## What you have to do
Take every line where the string "glandulaire" appears and copy it.

[START OF Material shown]

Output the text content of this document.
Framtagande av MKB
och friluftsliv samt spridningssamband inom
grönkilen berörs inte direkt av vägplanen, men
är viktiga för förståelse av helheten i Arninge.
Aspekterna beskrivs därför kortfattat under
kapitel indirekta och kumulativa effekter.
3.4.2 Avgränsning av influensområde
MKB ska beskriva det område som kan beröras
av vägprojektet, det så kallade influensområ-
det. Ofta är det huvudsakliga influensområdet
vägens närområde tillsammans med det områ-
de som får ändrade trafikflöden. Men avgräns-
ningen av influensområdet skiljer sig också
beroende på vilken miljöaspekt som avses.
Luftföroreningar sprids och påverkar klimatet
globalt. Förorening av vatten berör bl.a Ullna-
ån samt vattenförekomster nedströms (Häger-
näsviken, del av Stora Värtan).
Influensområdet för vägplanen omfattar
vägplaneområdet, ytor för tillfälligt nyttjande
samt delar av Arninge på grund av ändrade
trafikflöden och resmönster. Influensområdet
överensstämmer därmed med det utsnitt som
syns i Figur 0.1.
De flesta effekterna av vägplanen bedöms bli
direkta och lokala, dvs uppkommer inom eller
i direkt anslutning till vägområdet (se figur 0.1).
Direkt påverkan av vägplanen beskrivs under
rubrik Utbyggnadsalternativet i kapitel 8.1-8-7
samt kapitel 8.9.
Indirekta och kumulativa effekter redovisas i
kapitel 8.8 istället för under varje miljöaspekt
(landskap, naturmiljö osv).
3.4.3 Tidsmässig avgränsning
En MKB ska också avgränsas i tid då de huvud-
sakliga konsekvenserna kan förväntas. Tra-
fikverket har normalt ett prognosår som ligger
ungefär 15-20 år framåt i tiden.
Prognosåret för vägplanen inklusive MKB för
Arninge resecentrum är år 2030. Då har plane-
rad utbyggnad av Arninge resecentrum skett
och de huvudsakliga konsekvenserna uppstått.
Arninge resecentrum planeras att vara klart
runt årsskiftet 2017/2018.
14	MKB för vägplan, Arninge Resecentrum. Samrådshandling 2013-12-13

[END OF Material shown]
[START OF Material shown]

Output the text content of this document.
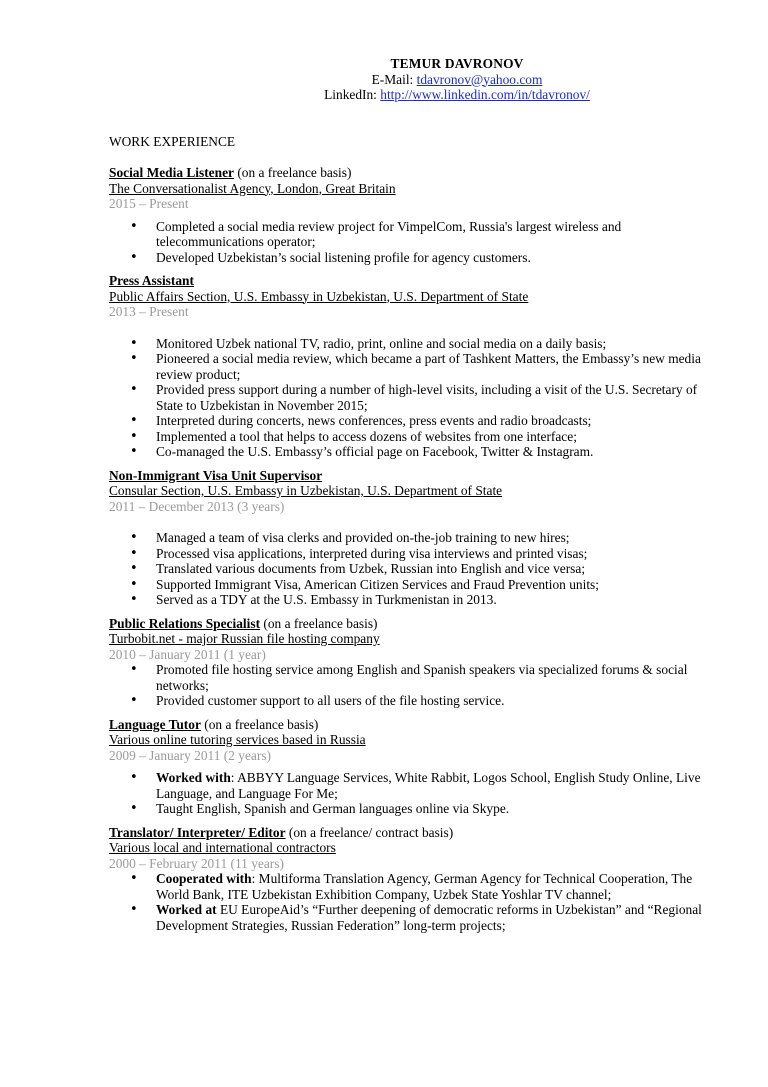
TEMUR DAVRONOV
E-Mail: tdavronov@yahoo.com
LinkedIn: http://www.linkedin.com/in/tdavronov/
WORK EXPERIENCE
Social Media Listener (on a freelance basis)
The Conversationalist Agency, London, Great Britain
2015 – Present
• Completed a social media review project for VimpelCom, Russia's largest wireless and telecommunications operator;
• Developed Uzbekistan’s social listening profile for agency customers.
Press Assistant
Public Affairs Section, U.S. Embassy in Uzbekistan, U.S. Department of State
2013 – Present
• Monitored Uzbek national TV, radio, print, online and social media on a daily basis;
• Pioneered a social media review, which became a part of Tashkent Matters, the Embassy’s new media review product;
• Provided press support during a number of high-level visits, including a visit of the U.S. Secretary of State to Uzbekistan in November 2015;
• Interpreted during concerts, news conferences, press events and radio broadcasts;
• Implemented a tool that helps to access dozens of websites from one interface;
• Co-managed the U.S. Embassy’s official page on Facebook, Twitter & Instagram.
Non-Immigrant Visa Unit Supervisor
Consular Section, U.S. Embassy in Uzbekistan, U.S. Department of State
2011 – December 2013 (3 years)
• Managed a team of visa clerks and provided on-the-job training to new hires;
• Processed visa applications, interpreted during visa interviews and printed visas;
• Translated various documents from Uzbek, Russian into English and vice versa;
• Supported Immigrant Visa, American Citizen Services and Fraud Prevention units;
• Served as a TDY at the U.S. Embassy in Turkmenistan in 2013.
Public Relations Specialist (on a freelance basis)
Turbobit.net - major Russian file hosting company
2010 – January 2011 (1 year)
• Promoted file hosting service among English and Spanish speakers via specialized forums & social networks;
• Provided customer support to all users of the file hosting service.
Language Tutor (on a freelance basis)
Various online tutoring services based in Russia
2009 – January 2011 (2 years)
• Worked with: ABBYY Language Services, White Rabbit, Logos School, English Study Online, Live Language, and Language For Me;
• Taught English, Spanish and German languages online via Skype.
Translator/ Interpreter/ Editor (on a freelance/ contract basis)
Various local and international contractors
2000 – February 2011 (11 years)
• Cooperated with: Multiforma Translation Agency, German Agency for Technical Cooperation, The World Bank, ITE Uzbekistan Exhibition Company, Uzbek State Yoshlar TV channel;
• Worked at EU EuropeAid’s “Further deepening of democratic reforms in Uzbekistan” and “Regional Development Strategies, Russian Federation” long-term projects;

[END OF Material shown]
[START OF Material shown]

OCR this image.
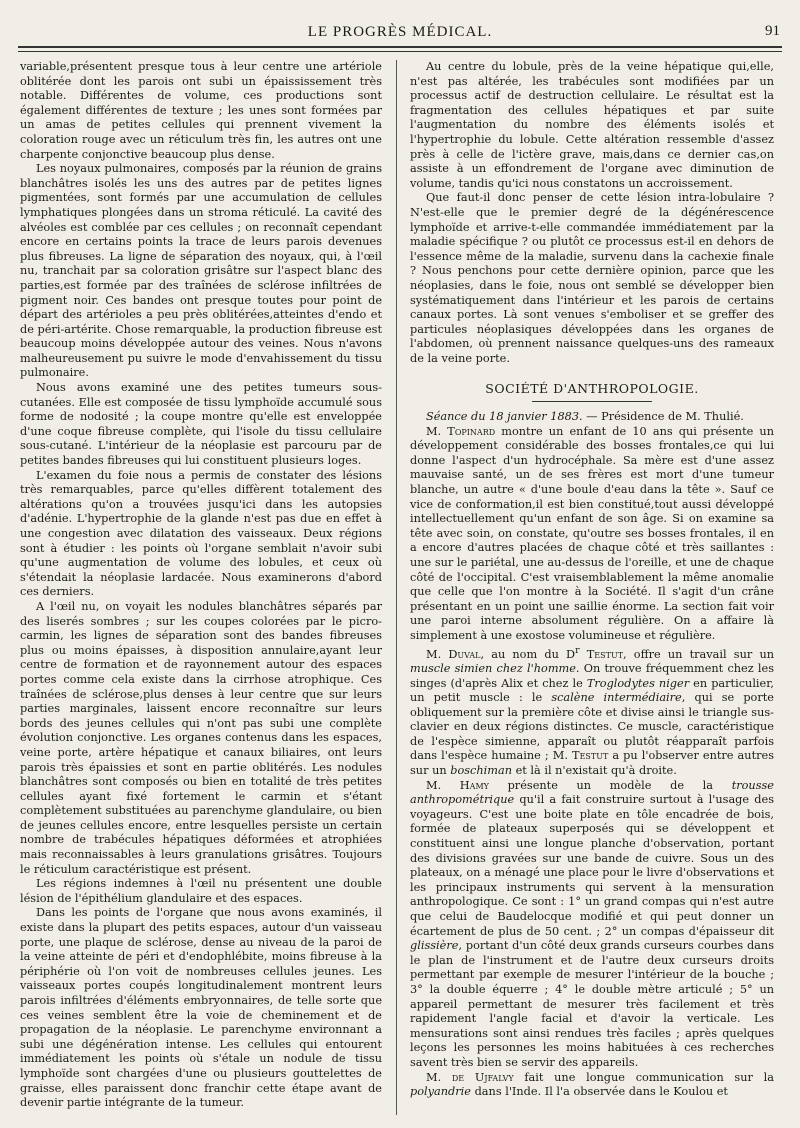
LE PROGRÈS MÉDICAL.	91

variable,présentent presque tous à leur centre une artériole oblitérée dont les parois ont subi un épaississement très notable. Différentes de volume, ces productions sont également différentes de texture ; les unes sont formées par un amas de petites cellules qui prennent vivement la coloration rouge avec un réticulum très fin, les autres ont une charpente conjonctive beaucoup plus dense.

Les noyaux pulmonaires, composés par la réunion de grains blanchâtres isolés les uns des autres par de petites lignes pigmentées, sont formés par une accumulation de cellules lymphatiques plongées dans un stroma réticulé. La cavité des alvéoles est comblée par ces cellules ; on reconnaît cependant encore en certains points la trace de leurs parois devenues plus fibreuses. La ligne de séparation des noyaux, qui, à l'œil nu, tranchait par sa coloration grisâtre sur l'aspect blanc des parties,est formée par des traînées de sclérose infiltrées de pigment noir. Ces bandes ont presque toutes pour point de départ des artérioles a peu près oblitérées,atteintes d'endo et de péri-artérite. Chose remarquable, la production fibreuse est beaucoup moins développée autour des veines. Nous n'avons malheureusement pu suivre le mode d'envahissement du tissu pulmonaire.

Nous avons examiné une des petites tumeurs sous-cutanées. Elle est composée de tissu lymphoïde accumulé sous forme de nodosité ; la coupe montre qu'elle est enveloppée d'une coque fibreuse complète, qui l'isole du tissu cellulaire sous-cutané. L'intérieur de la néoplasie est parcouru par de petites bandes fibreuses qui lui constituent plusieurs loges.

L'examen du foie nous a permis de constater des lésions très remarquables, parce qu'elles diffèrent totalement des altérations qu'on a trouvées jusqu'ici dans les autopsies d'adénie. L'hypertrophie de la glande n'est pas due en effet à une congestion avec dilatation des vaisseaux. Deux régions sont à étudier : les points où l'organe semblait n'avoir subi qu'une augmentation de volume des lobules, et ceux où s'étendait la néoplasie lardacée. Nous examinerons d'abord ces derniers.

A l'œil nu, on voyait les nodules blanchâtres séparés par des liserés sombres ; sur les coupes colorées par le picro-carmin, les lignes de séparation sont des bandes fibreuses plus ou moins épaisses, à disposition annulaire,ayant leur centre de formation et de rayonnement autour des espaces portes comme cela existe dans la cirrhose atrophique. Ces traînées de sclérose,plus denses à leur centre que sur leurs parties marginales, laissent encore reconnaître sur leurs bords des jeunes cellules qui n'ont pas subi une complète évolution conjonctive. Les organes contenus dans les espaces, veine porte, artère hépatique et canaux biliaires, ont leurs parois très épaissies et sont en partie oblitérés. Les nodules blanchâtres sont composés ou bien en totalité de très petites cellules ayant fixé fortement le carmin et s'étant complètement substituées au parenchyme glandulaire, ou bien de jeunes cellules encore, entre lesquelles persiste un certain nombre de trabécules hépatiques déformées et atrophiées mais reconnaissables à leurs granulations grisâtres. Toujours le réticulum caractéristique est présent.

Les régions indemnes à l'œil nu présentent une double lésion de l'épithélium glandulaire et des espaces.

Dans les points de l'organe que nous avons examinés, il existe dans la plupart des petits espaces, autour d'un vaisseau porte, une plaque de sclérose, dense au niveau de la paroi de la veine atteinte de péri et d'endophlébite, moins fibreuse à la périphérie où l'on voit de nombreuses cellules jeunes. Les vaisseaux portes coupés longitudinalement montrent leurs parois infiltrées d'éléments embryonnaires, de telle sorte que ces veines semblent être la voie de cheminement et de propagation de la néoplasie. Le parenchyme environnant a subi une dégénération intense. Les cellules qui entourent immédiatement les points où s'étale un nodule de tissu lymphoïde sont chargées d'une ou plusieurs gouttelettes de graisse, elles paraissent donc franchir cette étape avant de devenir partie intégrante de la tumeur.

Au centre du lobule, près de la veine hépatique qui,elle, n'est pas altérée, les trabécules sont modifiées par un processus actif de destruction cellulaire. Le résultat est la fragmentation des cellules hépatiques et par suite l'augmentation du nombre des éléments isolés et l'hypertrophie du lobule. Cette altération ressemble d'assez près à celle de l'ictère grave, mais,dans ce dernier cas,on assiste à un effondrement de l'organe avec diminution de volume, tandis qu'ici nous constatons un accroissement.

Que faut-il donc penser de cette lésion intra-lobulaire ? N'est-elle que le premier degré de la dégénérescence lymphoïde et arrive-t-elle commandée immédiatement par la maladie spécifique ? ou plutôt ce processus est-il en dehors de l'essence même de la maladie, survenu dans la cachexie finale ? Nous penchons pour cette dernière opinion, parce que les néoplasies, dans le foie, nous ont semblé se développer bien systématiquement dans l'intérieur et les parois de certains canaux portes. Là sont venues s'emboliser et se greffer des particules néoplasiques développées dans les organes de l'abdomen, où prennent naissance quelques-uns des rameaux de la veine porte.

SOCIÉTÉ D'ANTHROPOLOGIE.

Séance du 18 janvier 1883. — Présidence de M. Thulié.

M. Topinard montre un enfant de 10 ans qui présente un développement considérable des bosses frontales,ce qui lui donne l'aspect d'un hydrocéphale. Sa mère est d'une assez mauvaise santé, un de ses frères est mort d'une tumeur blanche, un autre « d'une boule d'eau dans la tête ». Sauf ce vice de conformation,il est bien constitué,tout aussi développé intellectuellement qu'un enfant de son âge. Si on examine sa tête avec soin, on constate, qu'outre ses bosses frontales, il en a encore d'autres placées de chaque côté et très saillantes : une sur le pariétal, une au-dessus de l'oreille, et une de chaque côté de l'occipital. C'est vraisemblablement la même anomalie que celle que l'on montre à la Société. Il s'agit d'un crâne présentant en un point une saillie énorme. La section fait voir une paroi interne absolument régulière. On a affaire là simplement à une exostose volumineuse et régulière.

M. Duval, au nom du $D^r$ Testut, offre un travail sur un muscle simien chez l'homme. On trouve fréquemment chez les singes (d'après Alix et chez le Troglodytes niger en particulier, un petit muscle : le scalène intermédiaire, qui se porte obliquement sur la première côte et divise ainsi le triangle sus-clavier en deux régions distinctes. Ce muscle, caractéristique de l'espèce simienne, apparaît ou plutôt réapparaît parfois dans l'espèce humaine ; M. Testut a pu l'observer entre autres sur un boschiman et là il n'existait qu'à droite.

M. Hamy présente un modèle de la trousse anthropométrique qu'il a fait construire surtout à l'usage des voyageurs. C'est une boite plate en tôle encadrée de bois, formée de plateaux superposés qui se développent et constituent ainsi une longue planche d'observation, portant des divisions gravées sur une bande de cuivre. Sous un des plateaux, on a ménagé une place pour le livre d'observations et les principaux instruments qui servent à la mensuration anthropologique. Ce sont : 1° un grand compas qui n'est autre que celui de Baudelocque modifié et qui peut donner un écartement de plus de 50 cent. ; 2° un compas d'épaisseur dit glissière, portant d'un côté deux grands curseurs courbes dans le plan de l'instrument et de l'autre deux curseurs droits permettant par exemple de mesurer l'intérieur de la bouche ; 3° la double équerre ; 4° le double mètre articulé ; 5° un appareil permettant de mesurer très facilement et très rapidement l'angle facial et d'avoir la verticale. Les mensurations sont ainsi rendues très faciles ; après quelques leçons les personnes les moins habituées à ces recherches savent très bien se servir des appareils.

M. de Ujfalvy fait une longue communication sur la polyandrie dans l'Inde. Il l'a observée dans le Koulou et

[END OF Material shown]

## Solution to the exercise
A l'œil nu, on voyait les nodules blanchâtres séparés par des liserés sombres ; sur les coupes colorées par le picro-carmin, les lignes de séparation sont des bandes fibreuses plus ou moins épaisses, à disposition annulaire,ayant leur centre de formation et de rayonnement autour des espaces portes comme cela existe dans la cirrhose atrophique. Ces traînées de sclérose,plus denses à leur centre que sur leurs parties marginales, laissent encore reconnaître sur leurs bords des jeunes cellules qui n'ont pas subi une complète évolution conjonctive. Les organes contenus dans les espaces, veine porte, artère hépatique et canaux biliaires, ont leurs parois très épaissies et sont en partie oblitérés. Les nodules blanchâtres sont composés ou bien en totalité de très petites cellules ayant fixé fortement le carmin et s'étant complètement substituées au parenchyme glandulaire, ou bien de jeunes cellules encore, entre lesquelles persiste un certain nombre de trabécules hépatiques déformées et atrophiées mais reconnaissables à leurs granulations grisâtres. Toujours le réticulum caractéristique est présent.
Les régions indemnes à l'œil nu présentent une double lésion de l'épithélium glandulaire et des espaces.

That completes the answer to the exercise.